[DATA LINES start]

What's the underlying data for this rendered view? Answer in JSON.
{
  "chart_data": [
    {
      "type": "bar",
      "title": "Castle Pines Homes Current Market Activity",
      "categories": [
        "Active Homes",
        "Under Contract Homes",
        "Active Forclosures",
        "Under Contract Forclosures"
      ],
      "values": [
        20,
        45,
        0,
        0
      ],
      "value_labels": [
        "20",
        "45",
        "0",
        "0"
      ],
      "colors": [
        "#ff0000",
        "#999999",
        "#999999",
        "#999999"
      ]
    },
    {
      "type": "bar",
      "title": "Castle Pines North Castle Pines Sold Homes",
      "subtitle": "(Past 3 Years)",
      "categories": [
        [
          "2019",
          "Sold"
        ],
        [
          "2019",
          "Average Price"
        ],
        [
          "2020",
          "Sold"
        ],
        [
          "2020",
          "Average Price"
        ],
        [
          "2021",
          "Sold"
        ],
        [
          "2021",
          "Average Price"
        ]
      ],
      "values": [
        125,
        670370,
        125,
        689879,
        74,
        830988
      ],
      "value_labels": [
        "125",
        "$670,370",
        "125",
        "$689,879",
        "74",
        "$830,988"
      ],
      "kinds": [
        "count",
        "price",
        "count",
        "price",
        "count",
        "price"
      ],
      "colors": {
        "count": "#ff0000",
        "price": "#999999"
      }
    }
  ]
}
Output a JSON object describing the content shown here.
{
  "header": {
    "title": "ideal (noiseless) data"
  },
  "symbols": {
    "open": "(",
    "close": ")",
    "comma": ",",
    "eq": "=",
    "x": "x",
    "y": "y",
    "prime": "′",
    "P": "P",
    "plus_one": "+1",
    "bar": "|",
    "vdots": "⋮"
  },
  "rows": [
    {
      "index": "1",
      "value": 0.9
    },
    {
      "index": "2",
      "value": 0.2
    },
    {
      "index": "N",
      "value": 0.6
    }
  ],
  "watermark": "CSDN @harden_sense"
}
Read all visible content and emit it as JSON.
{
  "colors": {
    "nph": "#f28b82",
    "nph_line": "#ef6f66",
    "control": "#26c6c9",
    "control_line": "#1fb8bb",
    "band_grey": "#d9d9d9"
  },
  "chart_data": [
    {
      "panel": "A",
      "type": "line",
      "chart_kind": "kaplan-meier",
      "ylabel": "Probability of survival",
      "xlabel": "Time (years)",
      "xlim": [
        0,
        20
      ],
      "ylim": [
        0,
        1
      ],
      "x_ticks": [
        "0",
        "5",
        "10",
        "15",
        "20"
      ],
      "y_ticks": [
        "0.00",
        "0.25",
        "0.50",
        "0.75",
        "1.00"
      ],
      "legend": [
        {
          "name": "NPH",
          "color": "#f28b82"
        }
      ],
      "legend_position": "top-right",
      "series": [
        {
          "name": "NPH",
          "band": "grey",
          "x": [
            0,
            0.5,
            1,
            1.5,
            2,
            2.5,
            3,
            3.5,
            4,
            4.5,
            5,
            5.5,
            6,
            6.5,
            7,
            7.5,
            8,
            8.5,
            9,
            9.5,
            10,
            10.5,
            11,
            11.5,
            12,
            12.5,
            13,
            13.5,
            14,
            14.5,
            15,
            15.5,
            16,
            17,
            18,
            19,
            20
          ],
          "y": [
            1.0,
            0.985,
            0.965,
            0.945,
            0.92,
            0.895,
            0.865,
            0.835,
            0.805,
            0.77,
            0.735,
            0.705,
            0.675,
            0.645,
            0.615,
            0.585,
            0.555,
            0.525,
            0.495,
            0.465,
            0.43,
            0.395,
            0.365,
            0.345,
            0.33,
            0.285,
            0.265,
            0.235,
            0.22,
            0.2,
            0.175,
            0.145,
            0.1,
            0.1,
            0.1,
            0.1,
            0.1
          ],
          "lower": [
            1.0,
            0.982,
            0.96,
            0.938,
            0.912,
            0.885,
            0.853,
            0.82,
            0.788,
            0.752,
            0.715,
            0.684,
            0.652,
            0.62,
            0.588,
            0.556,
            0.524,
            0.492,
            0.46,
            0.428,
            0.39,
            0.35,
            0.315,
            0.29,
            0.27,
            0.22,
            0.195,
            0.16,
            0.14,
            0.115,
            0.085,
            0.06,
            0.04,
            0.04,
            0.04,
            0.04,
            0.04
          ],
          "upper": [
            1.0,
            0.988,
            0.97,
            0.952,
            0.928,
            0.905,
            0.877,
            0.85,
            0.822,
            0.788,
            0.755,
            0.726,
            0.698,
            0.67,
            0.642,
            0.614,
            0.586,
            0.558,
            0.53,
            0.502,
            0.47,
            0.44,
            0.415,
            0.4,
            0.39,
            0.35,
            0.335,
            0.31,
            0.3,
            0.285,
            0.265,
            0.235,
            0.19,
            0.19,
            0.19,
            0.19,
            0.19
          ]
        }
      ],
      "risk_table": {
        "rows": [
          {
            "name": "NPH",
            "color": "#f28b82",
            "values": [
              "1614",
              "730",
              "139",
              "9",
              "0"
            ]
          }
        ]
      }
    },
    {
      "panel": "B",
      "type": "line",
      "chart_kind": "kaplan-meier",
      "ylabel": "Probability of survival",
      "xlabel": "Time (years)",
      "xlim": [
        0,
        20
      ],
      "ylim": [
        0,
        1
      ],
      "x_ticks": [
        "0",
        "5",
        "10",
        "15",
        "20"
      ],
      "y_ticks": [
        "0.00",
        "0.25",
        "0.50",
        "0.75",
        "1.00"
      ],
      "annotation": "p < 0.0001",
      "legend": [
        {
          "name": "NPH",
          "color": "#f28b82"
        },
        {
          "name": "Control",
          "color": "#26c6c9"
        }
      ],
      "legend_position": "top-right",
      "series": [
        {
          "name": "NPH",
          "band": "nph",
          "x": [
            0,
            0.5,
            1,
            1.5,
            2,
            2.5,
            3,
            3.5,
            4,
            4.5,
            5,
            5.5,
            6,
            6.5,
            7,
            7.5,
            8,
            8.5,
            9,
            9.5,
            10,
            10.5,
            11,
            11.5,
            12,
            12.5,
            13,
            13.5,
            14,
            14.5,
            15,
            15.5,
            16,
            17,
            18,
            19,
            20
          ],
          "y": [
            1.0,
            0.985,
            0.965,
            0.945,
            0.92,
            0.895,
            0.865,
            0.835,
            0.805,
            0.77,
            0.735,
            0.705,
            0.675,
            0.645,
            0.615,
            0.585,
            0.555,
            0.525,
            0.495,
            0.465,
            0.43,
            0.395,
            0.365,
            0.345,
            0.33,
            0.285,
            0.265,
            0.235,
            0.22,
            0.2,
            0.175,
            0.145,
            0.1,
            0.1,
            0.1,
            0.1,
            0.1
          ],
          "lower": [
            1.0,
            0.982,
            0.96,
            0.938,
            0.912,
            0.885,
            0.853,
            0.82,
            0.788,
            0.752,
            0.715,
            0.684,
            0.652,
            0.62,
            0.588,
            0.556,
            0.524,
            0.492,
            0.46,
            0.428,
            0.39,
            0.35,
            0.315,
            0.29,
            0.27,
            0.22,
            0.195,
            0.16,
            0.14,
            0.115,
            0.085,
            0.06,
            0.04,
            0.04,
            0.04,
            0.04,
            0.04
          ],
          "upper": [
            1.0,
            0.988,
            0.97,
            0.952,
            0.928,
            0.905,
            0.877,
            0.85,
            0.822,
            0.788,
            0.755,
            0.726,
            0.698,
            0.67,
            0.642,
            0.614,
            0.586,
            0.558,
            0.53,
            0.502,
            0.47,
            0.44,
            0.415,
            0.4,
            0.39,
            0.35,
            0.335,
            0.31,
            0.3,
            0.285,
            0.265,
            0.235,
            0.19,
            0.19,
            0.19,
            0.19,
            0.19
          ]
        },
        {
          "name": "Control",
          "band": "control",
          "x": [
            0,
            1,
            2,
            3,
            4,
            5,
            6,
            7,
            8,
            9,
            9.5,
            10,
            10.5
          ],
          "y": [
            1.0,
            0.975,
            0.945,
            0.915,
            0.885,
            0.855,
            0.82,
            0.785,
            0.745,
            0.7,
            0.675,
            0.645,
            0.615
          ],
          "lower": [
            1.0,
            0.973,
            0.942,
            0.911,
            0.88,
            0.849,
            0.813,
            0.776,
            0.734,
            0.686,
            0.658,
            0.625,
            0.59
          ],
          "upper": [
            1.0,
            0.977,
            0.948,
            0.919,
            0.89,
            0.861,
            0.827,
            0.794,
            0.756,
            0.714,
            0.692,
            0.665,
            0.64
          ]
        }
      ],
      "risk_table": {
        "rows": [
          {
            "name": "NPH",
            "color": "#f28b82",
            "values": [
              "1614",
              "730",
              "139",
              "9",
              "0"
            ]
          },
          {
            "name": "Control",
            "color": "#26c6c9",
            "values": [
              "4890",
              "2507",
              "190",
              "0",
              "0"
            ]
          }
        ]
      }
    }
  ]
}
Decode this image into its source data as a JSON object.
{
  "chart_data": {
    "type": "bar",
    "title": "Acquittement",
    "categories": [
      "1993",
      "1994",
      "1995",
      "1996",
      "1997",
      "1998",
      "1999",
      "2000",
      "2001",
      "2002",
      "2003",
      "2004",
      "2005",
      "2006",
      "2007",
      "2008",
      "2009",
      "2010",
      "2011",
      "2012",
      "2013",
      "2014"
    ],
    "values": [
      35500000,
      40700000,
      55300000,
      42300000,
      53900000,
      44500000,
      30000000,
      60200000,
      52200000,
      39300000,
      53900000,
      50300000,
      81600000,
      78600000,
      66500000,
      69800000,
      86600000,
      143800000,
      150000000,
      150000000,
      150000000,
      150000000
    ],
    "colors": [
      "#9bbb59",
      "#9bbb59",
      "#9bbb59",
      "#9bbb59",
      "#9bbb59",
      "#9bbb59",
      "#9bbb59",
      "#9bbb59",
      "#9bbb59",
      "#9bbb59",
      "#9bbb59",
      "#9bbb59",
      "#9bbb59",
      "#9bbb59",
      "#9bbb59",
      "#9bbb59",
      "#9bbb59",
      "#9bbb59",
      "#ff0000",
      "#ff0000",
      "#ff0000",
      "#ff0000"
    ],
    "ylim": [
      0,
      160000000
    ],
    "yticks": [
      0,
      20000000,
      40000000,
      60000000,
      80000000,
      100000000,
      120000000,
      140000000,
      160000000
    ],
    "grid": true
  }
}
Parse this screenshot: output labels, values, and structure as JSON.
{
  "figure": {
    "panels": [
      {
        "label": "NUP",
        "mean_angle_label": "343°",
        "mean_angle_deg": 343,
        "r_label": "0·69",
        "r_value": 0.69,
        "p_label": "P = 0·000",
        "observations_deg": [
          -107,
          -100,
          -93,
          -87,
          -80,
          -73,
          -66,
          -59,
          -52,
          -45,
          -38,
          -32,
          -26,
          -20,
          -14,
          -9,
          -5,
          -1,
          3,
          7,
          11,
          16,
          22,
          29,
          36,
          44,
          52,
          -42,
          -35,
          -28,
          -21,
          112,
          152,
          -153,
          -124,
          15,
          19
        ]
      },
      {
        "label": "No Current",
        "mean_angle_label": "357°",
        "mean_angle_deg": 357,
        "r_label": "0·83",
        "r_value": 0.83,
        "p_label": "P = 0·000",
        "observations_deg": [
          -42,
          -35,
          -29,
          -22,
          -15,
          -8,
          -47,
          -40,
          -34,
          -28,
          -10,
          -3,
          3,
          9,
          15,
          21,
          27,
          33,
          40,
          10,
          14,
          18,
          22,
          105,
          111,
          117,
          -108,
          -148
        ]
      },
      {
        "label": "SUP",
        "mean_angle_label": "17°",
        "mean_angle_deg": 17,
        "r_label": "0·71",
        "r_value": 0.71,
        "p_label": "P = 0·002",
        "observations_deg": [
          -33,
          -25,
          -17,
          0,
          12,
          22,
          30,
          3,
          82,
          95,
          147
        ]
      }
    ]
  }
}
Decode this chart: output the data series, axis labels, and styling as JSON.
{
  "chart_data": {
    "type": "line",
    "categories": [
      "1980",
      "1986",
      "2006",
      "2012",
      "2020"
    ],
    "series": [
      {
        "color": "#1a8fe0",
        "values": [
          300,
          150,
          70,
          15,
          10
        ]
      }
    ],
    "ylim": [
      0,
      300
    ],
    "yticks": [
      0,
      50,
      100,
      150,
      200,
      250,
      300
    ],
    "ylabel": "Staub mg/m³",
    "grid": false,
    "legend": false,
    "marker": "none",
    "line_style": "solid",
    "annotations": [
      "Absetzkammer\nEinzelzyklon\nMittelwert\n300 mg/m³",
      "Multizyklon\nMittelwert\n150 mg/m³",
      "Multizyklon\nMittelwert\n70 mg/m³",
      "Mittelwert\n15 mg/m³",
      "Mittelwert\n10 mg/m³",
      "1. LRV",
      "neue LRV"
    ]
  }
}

[DATA LINES end]

## GIVEN PROBLEM:
Exactly reproduce the lines beginning with the one that contains "Decode this chart: output" and ending with the last line of the material, both included. Leave out everything else.

## FULL SOLUTION:
Decode this chart: output the data series, axis labels, and styling as JSON.
{
  "chart_data": {
    "type": "line",
    "categories": [
      "1980",
      "1986",
      "2006",
      "2012",
      "2020"
    ],
    "series": [
      {
        "color": "#1a8fe0",
        "values": [
          300,
          150,
          70,
          15,
          10
        ]
      }
    ],
    "ylim": [
      0,
      300
    ],
    "yticks": [
      0,
      50,
      100,
      150,
      200,
      250,
      300
    ],
    "ylabel": "Staub mg/m³",
    "grid": false,
    "legend": false,
    "marker": "none",
    "line_style": "solid",
    "annotations": [
      "Absetzkammer\nEinzelzyklon\nMittelwert\n300 mg/m³",
      "Multizyklon\nMittelwert\n150 mg/m³",
      "Multizyklon\nMittelwert\n70 mg/m³",
      "Mittelwert\n15 mg/m³",
      "Mittelwert\n10 mg/m³",
      "1. LRV",
      "neue LRV"
    ]
  }
}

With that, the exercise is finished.